(Dataset items)
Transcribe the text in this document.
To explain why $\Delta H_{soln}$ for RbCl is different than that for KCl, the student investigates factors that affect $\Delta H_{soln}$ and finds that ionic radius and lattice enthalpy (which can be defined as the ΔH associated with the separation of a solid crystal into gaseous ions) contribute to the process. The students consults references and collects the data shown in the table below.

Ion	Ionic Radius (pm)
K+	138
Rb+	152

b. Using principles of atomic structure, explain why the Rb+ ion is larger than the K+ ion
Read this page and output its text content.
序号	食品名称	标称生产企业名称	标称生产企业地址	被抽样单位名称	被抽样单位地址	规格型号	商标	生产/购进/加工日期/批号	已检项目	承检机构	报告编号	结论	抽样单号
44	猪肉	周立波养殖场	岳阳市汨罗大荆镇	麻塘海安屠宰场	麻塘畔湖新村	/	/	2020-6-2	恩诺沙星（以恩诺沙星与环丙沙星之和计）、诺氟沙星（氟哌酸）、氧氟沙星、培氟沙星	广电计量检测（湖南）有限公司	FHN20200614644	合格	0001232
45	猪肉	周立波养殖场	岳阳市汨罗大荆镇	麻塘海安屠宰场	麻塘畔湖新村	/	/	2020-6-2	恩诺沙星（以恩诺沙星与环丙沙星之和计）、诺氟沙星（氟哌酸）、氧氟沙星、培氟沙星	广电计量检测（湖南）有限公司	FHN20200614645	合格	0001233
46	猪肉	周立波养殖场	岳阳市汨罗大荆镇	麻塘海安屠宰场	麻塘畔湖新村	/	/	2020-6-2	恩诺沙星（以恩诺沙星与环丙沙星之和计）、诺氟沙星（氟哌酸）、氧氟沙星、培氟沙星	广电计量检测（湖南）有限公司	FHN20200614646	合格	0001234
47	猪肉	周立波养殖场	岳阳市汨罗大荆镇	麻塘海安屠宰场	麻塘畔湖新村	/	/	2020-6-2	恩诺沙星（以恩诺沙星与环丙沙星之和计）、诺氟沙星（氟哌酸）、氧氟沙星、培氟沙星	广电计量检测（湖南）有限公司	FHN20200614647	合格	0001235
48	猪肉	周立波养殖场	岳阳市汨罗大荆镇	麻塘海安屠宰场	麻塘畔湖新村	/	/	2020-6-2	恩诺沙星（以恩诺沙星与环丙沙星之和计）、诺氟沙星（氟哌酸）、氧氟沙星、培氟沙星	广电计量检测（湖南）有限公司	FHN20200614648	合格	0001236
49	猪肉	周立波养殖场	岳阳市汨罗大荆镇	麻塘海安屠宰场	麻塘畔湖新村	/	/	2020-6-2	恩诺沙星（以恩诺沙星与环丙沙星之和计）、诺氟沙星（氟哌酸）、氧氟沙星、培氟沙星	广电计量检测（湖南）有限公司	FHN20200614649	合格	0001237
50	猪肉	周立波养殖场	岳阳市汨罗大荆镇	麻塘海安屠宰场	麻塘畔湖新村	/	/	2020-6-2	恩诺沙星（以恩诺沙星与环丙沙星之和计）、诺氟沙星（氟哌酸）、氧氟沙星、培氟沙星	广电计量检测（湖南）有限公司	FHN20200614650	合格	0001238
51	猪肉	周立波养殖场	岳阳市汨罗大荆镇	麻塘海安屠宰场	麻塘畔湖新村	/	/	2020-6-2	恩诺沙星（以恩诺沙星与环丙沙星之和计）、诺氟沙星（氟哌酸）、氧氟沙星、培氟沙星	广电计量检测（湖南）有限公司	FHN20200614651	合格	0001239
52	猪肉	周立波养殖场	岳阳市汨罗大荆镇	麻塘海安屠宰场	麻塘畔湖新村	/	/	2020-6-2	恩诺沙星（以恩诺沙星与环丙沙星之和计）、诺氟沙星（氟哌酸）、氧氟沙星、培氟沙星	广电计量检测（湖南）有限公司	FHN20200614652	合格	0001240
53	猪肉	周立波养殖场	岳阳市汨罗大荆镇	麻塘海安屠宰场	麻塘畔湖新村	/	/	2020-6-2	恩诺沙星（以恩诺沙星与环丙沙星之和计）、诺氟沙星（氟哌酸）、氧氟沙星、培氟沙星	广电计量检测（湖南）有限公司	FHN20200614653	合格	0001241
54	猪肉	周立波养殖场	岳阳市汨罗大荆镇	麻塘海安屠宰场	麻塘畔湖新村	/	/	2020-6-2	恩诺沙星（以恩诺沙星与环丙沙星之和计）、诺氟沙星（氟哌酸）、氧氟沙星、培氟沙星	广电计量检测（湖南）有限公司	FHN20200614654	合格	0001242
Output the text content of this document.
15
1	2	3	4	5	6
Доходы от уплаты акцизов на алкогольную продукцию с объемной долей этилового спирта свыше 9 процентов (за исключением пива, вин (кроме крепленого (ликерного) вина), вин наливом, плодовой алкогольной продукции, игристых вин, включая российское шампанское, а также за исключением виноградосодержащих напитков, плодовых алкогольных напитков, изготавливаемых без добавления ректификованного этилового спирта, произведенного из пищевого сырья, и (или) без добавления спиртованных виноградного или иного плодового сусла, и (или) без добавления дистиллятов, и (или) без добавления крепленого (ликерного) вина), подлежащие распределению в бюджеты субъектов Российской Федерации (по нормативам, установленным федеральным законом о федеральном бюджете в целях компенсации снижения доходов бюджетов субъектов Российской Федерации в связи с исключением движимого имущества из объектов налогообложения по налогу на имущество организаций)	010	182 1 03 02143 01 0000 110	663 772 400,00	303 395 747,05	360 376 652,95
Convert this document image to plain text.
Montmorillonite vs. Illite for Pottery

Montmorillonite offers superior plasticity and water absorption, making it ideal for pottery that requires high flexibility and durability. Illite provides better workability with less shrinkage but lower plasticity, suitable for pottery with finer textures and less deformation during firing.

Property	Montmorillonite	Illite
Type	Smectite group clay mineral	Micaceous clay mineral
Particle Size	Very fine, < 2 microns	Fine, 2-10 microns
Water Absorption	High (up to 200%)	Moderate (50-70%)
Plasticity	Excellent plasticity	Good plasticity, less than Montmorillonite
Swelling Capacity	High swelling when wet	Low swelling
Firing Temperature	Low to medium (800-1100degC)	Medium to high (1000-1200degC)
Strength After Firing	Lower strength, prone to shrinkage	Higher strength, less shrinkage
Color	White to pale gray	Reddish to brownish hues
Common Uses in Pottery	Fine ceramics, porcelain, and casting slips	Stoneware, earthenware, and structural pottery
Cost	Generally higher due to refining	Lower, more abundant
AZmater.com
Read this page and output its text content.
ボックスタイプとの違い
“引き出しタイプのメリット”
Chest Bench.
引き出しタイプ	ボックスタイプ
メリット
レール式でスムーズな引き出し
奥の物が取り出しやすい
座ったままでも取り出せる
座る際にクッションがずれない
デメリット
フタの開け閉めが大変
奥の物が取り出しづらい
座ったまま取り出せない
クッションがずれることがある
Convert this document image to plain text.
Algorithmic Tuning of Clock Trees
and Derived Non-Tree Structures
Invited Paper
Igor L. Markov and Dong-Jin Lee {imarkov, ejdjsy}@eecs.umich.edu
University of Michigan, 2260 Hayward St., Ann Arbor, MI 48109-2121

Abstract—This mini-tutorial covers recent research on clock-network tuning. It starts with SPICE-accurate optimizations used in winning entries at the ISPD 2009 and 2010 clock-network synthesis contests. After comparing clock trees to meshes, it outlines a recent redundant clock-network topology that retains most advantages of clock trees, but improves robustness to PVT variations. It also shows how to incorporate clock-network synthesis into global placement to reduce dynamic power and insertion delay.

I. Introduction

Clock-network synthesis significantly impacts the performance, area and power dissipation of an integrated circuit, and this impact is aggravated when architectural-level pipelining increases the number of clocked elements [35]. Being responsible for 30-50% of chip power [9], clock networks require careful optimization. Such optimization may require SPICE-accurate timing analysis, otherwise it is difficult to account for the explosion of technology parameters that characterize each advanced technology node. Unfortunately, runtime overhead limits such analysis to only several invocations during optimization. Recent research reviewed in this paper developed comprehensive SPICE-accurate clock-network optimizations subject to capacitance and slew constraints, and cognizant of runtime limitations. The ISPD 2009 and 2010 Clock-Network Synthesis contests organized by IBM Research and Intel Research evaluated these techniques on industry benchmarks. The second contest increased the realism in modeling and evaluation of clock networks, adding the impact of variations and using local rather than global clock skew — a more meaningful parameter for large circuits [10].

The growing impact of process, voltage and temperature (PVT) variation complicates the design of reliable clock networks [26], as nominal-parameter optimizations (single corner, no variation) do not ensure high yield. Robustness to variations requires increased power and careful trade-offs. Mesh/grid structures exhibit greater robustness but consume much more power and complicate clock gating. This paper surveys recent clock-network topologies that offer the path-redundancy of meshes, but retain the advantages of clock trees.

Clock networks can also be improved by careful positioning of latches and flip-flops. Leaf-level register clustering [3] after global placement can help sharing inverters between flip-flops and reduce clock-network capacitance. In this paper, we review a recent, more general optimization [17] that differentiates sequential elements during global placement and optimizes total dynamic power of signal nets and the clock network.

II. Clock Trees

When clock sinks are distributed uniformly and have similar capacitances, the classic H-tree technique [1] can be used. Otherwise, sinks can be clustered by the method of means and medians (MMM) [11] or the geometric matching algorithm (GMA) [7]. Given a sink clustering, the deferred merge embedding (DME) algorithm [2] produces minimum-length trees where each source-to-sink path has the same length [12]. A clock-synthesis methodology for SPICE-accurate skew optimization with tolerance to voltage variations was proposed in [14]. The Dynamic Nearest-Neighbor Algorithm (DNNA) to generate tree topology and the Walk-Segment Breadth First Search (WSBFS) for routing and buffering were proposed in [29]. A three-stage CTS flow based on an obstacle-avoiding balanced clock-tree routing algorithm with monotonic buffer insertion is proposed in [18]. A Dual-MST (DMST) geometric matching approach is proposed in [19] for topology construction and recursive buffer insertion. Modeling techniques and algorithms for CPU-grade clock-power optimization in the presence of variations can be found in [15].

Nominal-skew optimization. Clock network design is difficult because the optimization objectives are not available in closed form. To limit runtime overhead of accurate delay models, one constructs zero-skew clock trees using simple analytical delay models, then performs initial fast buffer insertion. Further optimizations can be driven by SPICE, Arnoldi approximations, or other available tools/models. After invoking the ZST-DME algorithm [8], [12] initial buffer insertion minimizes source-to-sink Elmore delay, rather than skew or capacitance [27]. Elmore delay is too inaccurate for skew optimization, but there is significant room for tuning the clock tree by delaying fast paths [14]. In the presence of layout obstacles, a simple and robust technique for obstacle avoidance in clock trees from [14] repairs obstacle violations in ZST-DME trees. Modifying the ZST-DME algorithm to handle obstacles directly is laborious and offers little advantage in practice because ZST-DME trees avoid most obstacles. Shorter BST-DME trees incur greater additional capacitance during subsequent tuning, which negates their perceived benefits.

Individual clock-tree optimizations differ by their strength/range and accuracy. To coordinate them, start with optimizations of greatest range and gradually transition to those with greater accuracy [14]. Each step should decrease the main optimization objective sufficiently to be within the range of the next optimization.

*WHAT YOU ARE ASKED TO DO*
Gather every line from the entries above where the word "Illite" appears, and copy them.

*FINAL RESULT*
Montmorillonite vs. Illite for Pottery
Montmorillonite offers superior plasticity and water absorption, making it ideal for pottery that requires high flexibility and durability. Illite provides better workability with less shrinkage but lower plasticity, suitable for pottery with finer textures and less deformation during firing.
Property	Montmorillonite	Illite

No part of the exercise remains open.